» **Required work**: Each entry below is to be written out exactly, and the pictures are to be left out.

··· Dataset excerpts

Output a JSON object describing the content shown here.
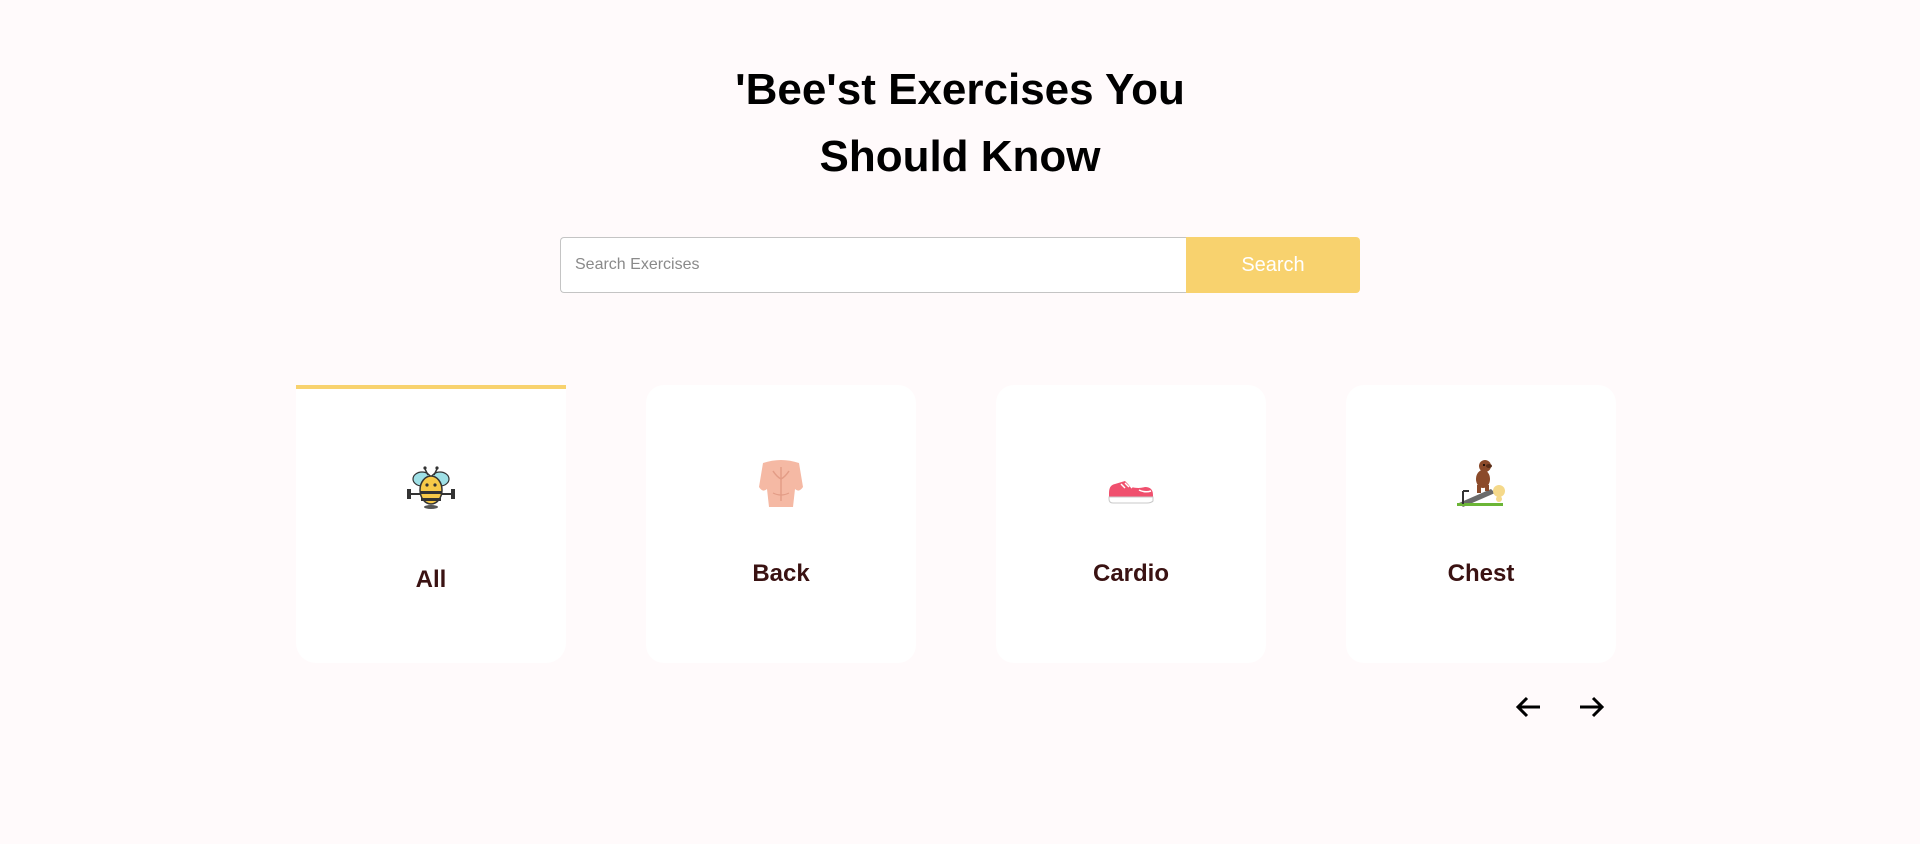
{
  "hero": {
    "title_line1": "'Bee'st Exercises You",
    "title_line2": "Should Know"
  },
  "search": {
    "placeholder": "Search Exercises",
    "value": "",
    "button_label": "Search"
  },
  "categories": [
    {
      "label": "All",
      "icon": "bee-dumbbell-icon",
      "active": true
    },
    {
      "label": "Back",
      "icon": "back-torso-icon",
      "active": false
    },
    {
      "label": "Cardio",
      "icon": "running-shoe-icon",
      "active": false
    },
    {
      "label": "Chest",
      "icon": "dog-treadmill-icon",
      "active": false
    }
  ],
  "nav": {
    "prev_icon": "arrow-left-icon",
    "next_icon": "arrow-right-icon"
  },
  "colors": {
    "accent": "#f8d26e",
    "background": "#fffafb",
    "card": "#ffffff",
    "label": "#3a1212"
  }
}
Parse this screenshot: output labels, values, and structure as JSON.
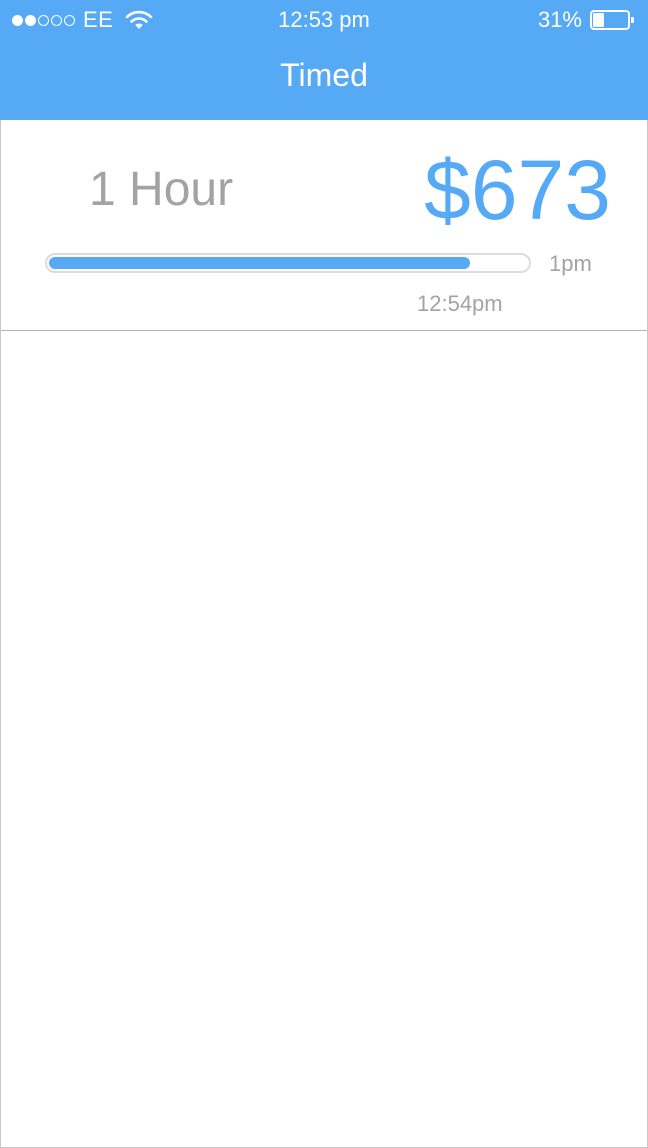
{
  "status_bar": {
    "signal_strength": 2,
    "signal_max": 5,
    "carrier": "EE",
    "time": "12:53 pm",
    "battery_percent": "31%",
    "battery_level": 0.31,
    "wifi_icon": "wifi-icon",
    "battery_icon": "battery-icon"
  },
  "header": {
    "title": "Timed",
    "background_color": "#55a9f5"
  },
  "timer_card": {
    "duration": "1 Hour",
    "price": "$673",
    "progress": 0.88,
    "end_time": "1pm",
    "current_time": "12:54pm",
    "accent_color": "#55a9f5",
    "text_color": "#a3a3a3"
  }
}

······

» **Answer**:
Output a JSON object describing the content shown here.
{
  "hero": {
    "title_line1": "'Bee'st Exercises You",
    "title_line2": "Should Know"
  },
  "search": {
    "placeholder": "Search Exercises",
    "value": "",
    "button_label": "Search"
  },
  "categories": [
    {
      "label": "All",
      "icon": "bee-dumbbell-icon",
      "active": true
    },
    {
      "label": "Back",
      "icon": "back-torso-icon",
      "active": false
    },
    {
      "label": "Cardio",
      "icon": "running-shoe-icon",
      "active": false
    },
    {
      "label": "Chest",
      "icon": "dog-treadmill-icon",
      "active": false
    }
  ],
  "nav": {
    "prev_icon": "arrow-left-icon",
    "next_icon": "arrow-right-icon"
  },
  "colors": {
    "accent": "#f8d26e",
    "background": "#fffafb",
    "card": "#ffffff",
    "label": "#3a1212"
  }
}
Parse this screenshot: output labels, values, and structure as JSON.
{
  "status_bar": {
    "signal_strength": 2,
    "signal_max": 5,
    "carrier": "EE",
    "time": "12:53 pm",
    "battery_percent": "31%",
    "battery_level": 0.31,
    "wifi_icon": "wifi-icon",
    "battery_icon": "battery-icon"
  },
  "header": {
    "title": "Timed",
    "background_color": "#55a9f5"
  },
  "timer_card": {
    "duration": "1 Hour",
    "price": "$673",
    "progress": 0.88,
    "end_time": "1pm",
    "current_time": "12:54pm",
    "accent_color": "#55a9f5",
    "text_color": "#a3a3a3"
  }
}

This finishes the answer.